--- Document extract ---
-- Begin --

The International Energy Agency (IEA) has released their Coal 2021 report which indicates that economic recovery is driving global coal power generation to a record this year and overall coal demand to a potential all-time high as soon as 2022
According to the report, the amount of electricity generated worldwide from coal is surging towards a new annual record in 2021 which is undermining efforts to reduce greenhouse gas emissions.
After falling in 2019 and 2020, global power generation from coal is expected to jump by 9% in 2021 to an all-time high of 10,350 terawatt-hours. The rebound is being driven by this year’s rapid economic recovery, which has pushed up electricity demand much faster than low-carbon supplies can keep up. The steep rise in natural gas prices has also increased demand for coal power by making it more cost-competitive.
Overall coal demand worldwide – including uses beyond power generation, such as cement and steel production – is forecast to grow by 6% in 2021. That increase will not take it above the record levels it reached in 2013 and 2014. But, depending on weather patterns and economic growth, overall coal demand could reach new all-time highs as soon as 2022 and remain at that level for the following two years, underscoring the need for fast and strong policy action.
Speaking at the press launch for the report, Fatih Birol, executive director of the IEA, commented, “Our analysis show that there is a major gap between pledges at COP26 and what is happening today and what will happen tomorrow. As such this report is a sobering reality check of government policies.

-- End --

--- Task inputs ---
-- Begin --

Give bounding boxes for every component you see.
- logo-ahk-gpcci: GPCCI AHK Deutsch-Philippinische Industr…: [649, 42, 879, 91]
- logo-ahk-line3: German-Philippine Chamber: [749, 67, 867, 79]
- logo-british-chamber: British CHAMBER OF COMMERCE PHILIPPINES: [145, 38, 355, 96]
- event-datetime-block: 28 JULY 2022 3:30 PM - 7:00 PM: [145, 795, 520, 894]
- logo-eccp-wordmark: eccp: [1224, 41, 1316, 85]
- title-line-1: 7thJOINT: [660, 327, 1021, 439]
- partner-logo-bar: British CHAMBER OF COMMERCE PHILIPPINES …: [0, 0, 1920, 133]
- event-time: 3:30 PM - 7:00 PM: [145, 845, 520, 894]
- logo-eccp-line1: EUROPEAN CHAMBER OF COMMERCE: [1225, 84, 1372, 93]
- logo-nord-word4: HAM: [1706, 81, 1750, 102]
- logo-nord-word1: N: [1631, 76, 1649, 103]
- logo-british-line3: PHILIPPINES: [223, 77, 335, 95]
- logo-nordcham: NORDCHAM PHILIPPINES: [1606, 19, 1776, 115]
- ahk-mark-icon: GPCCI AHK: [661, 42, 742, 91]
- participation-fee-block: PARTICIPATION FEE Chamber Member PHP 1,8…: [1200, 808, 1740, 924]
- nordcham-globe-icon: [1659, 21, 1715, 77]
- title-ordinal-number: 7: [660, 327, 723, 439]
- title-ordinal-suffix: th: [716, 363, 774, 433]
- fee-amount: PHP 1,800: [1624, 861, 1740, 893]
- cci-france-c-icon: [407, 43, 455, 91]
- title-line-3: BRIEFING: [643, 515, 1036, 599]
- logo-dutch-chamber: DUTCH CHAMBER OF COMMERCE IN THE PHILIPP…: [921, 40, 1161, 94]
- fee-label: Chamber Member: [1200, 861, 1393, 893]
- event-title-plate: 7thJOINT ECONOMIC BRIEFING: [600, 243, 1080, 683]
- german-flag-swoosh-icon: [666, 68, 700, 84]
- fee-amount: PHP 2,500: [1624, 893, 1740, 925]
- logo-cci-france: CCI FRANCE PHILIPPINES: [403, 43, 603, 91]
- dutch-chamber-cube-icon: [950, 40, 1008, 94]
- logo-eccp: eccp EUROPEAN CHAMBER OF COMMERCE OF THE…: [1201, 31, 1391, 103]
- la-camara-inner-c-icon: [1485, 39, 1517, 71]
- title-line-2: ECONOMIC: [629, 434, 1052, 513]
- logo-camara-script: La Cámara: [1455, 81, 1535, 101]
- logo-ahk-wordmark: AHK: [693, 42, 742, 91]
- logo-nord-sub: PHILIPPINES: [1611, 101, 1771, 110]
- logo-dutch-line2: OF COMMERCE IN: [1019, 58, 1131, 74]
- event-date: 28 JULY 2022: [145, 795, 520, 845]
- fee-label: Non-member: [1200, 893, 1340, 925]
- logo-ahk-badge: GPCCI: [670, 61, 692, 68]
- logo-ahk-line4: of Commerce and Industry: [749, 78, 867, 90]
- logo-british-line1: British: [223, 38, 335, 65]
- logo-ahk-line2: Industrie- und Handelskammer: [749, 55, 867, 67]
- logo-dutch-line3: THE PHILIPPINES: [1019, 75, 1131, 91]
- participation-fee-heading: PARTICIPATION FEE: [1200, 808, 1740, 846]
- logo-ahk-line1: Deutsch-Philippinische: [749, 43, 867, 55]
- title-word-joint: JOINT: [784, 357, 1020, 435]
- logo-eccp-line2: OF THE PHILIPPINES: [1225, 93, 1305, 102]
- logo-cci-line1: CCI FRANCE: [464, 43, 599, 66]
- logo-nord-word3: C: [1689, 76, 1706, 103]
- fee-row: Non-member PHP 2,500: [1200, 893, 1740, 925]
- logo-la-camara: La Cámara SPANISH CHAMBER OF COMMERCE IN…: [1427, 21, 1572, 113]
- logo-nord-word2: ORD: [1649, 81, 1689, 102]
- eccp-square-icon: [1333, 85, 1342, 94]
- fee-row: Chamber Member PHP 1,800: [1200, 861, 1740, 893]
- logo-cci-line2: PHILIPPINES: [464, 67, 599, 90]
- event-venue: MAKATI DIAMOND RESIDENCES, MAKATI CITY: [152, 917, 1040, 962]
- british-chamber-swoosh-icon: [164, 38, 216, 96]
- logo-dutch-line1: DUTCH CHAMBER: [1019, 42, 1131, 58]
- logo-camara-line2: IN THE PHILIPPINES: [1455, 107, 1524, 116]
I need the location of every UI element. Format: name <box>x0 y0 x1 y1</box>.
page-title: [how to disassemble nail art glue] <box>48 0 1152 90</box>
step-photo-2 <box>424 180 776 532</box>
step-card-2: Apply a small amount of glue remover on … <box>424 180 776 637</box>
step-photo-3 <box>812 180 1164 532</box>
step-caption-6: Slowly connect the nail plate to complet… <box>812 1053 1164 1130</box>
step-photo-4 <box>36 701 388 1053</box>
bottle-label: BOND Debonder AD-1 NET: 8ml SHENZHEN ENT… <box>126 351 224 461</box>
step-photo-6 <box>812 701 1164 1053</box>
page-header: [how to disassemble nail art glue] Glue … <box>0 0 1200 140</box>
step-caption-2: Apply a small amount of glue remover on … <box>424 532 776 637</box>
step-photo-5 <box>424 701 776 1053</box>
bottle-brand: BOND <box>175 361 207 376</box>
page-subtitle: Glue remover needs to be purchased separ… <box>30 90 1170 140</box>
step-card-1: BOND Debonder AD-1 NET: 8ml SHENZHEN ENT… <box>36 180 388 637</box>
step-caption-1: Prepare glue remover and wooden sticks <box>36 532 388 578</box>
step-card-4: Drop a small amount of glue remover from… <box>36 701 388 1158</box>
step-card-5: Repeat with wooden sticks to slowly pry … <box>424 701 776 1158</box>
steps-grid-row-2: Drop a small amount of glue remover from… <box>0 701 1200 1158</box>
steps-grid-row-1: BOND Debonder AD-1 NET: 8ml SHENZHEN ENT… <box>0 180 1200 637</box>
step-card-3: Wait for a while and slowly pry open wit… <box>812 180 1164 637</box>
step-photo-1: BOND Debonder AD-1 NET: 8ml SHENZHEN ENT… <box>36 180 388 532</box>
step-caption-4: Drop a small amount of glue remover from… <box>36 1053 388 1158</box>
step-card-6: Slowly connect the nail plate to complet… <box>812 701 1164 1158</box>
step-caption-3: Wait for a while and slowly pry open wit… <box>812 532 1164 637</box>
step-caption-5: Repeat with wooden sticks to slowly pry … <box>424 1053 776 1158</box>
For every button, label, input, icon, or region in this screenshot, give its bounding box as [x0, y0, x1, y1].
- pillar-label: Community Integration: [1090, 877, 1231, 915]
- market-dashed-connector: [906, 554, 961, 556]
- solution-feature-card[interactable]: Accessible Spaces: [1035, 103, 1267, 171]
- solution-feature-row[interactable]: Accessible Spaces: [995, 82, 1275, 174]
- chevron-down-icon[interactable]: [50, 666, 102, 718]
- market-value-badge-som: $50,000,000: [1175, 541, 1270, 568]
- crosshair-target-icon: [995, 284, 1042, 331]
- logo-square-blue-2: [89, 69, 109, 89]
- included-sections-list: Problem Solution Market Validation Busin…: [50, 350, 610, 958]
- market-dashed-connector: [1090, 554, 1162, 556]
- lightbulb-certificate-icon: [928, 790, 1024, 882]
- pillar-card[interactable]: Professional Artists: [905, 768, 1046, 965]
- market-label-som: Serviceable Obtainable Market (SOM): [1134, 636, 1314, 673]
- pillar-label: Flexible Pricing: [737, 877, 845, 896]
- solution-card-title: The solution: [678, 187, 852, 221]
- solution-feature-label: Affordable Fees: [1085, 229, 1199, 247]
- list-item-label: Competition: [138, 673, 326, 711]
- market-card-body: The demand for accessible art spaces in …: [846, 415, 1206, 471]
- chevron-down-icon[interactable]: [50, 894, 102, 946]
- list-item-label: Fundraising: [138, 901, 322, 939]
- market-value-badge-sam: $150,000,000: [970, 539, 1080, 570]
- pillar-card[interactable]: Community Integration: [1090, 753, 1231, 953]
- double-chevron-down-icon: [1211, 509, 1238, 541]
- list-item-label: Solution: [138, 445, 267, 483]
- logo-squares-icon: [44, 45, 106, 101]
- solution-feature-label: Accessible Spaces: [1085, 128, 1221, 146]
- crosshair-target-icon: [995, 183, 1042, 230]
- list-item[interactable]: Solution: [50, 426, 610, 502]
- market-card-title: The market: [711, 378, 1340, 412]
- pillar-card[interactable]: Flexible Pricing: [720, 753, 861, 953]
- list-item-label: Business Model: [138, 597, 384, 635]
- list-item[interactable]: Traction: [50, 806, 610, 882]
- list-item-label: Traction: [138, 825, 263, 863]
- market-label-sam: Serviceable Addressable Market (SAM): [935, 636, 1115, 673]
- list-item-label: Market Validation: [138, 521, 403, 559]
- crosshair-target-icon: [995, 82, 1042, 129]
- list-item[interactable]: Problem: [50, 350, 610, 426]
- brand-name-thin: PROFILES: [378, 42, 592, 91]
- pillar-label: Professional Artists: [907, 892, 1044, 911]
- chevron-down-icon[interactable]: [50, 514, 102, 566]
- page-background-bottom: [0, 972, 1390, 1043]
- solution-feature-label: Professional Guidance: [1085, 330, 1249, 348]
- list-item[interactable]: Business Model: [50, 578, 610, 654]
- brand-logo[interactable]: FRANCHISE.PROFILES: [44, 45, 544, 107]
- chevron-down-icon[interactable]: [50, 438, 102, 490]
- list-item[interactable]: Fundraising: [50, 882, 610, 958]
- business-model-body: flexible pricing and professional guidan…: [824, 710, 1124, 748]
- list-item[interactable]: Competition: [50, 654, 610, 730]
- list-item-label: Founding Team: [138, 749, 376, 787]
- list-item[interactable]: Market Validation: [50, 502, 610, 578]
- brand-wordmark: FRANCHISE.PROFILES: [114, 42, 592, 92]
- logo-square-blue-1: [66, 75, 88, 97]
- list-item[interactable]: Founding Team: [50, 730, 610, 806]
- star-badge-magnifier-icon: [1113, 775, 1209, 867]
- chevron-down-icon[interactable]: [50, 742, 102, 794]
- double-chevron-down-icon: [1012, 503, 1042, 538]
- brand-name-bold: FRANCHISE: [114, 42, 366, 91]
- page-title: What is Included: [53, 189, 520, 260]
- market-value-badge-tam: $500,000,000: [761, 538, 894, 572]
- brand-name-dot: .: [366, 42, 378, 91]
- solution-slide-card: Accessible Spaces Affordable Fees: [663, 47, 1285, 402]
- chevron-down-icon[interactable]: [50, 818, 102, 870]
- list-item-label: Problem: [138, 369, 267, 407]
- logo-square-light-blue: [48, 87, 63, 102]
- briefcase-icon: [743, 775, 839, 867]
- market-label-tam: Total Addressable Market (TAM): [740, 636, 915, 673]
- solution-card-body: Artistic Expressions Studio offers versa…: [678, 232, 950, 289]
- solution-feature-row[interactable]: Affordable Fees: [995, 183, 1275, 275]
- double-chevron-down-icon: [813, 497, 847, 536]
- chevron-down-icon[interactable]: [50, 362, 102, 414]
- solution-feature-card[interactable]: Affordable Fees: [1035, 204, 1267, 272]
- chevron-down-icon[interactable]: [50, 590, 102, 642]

-- End --

--- What to work on ---
1. In the entries, begin at the first line and stop after the line that contains "- event-datetime-block: 28". Switch "JULY" to "July" and write those lines out again, changing nothing else.
2. Continue the passage about the IEA's Coal 2021 report from its final sentence.

--- Results ---
1.
Give bounding boxes for every component you see.
- logo-ahk-gpcci: GPCCI AHK Deutsch-Philippinische Industr…: [649, 42, 879, 91]
- logo-ahk-line3: German-Philippine Chamber: [749, 67, 867, 79]
- logo-british-chamber: British CHAMBER OF COMMERCE PHILIPPINES: [145, 38, 355, 96]
- event-datetime-block: 28 July 2022 3:30 PM - 7:00 PM: [145, 795, 520, 894]

2.
“From a climate change point of view, we expect global coal demand to increase by about 6%, higher than in 2019. Global electricity generation from coal will be the highest ever in history and is expected to increase by about 9% driven many by countries in Europe, India, China and the United States. This is, in my view, very worrying. It shows us that coal (and emissions from them) are stubborn. They don’t pay attention to what governments, experts, and wishful thinkers say. Coal is the most important emitter; about 30% of the entire global CO2 emissions come from coal electricity generation. By comparison, all the cars in the world are responsible for about 9% of global CO2 emissions.”
In China, where more than half of global coal-fired electricity generation takes place, coal power is expected to grow by 9% in 2021 despite a deceleration at the end of the year. In India, it is forecast to grow by 12%. While coal power generation is set to increase by almost 20% this year in the United States and the European Union, that is not enough to take it above 2019 levels. Coal use in those two markets is expected to go back into decline next year amid slow electricity demand growth and rapid expansion of renewable power.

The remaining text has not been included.